• **DATASET ENTRIES**:
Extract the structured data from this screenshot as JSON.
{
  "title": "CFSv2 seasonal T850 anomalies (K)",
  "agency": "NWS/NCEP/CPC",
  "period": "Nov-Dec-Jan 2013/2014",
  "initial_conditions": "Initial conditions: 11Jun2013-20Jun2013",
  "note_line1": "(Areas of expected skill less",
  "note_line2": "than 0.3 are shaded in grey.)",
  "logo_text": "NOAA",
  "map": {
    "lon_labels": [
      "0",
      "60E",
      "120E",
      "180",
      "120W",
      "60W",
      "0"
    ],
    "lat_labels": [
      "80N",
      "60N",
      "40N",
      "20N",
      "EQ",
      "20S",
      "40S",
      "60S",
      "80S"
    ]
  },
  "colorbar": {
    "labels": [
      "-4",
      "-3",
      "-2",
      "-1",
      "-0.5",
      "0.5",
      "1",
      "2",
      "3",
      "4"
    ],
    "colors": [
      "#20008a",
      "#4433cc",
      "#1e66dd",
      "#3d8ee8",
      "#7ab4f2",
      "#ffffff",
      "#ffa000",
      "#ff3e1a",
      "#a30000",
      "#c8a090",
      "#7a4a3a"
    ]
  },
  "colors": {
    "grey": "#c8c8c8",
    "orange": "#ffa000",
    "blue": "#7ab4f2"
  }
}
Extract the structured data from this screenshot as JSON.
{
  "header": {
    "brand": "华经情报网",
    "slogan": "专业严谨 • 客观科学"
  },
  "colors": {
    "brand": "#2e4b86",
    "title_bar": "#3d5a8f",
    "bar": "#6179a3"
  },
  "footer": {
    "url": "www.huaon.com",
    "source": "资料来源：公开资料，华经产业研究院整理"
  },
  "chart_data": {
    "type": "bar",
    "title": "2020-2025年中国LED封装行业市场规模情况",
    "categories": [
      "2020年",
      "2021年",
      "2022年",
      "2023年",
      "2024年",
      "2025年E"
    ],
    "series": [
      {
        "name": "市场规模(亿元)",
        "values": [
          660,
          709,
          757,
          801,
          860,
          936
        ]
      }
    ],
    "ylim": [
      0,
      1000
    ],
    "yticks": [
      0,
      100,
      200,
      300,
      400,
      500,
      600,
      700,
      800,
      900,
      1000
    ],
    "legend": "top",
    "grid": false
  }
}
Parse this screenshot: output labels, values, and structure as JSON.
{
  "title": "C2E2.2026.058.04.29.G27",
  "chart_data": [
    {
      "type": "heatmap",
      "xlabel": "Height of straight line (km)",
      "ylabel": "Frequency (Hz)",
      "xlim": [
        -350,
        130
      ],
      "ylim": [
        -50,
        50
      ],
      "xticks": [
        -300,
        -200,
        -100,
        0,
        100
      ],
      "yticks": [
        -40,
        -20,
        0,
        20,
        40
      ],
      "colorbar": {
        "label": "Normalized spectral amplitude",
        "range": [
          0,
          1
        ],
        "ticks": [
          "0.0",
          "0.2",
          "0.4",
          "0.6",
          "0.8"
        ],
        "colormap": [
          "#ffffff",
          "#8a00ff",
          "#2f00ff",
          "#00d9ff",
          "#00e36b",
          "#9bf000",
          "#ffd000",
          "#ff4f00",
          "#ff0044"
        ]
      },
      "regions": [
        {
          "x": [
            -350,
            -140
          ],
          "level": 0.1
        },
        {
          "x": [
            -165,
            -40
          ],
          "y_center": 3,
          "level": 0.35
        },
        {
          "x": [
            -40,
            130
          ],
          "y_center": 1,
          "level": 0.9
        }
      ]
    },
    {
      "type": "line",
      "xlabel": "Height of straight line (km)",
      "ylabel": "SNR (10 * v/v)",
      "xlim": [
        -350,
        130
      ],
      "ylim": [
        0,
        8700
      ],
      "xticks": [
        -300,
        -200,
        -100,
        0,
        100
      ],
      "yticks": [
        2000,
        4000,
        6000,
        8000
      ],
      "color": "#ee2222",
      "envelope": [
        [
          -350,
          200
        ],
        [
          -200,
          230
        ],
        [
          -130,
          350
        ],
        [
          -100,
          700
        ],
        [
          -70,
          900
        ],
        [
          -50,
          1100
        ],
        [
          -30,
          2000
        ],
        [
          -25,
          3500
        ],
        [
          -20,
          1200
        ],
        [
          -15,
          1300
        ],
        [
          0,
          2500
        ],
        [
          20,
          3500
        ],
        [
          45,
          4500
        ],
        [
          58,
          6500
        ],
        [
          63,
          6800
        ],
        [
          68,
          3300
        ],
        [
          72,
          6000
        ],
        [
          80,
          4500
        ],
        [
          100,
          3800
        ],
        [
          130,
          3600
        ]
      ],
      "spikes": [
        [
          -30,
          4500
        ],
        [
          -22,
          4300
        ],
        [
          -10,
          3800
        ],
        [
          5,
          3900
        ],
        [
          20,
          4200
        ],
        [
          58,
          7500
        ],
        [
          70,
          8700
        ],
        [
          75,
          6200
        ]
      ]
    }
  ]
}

• **GIVEN REQUEST**: Return every entry exactly as given.

• **REPLY**:
Extract the structured data from this screenshot as JSON.
{
  "title": "CFSv2 seasonal T850 anomalies (K)",
  "agency": "NWS/NCEP/CPC",
  "period": "Nov-Dec-Jan 2013/2014",
  "initial_conditions": "Initial conditions: 11Jun2013-20Jun2013",
  "note_line1": "(Areas of expected skill less",
  "note_line2": "than 0.3 are shaded in grey.)",
  "logo_text": "NOAA",
  "map": {
    "lon_labels": [
      "0",
      "60E",
      "120E",
      "180",
      "120W",
      "60W",
      "0"
    ],
    "lat_labels": [
      "80N",
      "60N",
      "40N",
      "20N",
      "EQ",
      "20S",
      "40S",
      "60S",
      "80S"
    ]
  },
  "colorbar": {
    "labels": [
      "-4",
      "-3",
      "-2",
      "-1",
      "-0.5",
      "0.5",
      "1",
      "2",
      "3",
      "4"
    ],
    "colors": [
      "#20008a",
      "#4433cc",
      "#1e66dd",
      "#3d8ee8",
      "#7ab4f2",
      "#ffffff",
      "#ffa000",
      "#ff3e1a",
      "#a30000",
      "#c8a090",
      "#7a4a3a"
    ]
  },
  "colors": {
    "grey": "#c8c8c8",
    "orange": "#ffa000",
    "blue": "#7ab4f2"
  }
}
Extract the structured data from this screenshot as JSON.
{
  "header": {
    "brand": "华经情报网",
    "slogan": "专业严谨 • 客观科学"
  },
  "colors": {
    "brand": "#2e4b86",
    "title_bar": "#3d5a8f",
    "bar": "#6179a3"
  },
  "footer": {
    "url": "www.huaon.com",
    "source": "资料来源：公开资料，华经产业研究院整理"
  },
  "chart_data": {
    "type": "bar",
    "title": "2020-2025年中国LED封装行业市场规模情况",
    "categories": [
      "2020年",
      "2021年",
      "2022年",
      "2023年",
      "2024年",
      "2025年E"
    ],
    "series": [
      {
        "name": "市场规模(亿元)",
        "values": [
          660,
          709,
          757,
          801,
          860,
          936
        ]
      }
    ],
    "ylim": [
      0,
      1000
    ],
    "yticks": [
      0,
      100,
      200,
      300,
      400,
      500,
      600,
      700,
      800,
      900,
      1000
    ],
    "legend": "top",
    "grid": false
  }
}
Parse this screenshot: output labels, values, and structure as JSON.
{
  "title": "C2E2.2026.058.04.29.G27",
  "chart_data": [
    {
      "type": "heatmap",
      "xlabel": "Height of straight line (km)",
      "ylabel": "Frequency (Hz)",
      "xlim": [
        -350,
        130
      ],
      "ylim": [
        -50,
        50
      ],
      "xticks": [
        -300,
        -200,
        -100,
        0,
        100
      ],
      "yticks": [
        -40,
        -20,
        0,
        20,
        40
      ],
      "colorbar": {
        "label": "Normalized spectral amplitude",
        "range": [
          0,
          1
        ],
        "ticks": [
          "0.0",
          "0.2",
          "0.4",
          "0.6",
          "0.8"
        ],
        "colormap": [
          "#ffffff",
          "#8a00ff",
          "#2f00ff",
          "#00d9ff",
          "#00e36b",
          "#9bf000",
          "#ffd000",
          "#ff4f00",
          "#ff0044"
        ]
      },
      "regions": [
        {
          "x": [
            -350,
            -140
          ],
          "level": 0.1
        },
        {
          "x": [
            -165,
            -40
          ],
          "y_center": 3,
          "level": 0.35
        },
        {
          "x": [
            -40,
            130
          ],
          "y_center": 1,
          "level": 0.9
        }
      ]
    },
    {
      "type": "line",
      "xlabel": "Height of straight line (km)",
      "ylabel": "SNR (10 * v/v)",
      "xlim": [
        -350,
        130
      ],
      "ylim": [
        0,
        8700
      ],
      "xticks": [
        -300,
        -200,
        -100,
        0,
        100
      ],
      "yticks": [
        2000,
        4000,
        6000,
        8000
      ],
      "color": "#ee2222",
      "envelope": [
        [
          -350,
          200
        ],
        [
          -200,
          230
        ],
        [
          -130,
          350
        ],
        [
          -100,
          700
        ],
        [
          -70,
          900
        ],
        [
          -50,
          1100
        ],
        [
          -30,
          2000
        ],
        [
          -25,
          3500
        ],
        [
          -20,
          1200
        ],
        [
          -15,
          1300
        ],
        [
          0,
          2500
        ],
        [
          20,
          3500
        ],
        [
          45,
          4500
        ],
        [
          58,
          6500
        ],
        [
          63,
          6800
        ],
        [
          68,
          3300
        ],
        [
          72,
          6000
        ],
        [
          80,
          4500
        ],
        [
          100,
          3800
        ],
        [
          130,
          3600
        ]
      ],
      "spikes": [
        [
          -30,
          4500
        ],
        [
          -22,
          4300
        ],
        [
          -10,
          3800
        ],
        [
          5,
          3900
        ],
        [
          20,
          4200
        ],
        [
          58,
          7500
        ],
        [
          70,
          8700
        ],
        [
          75,
          6200
        ]
      ]
    }
  ]
}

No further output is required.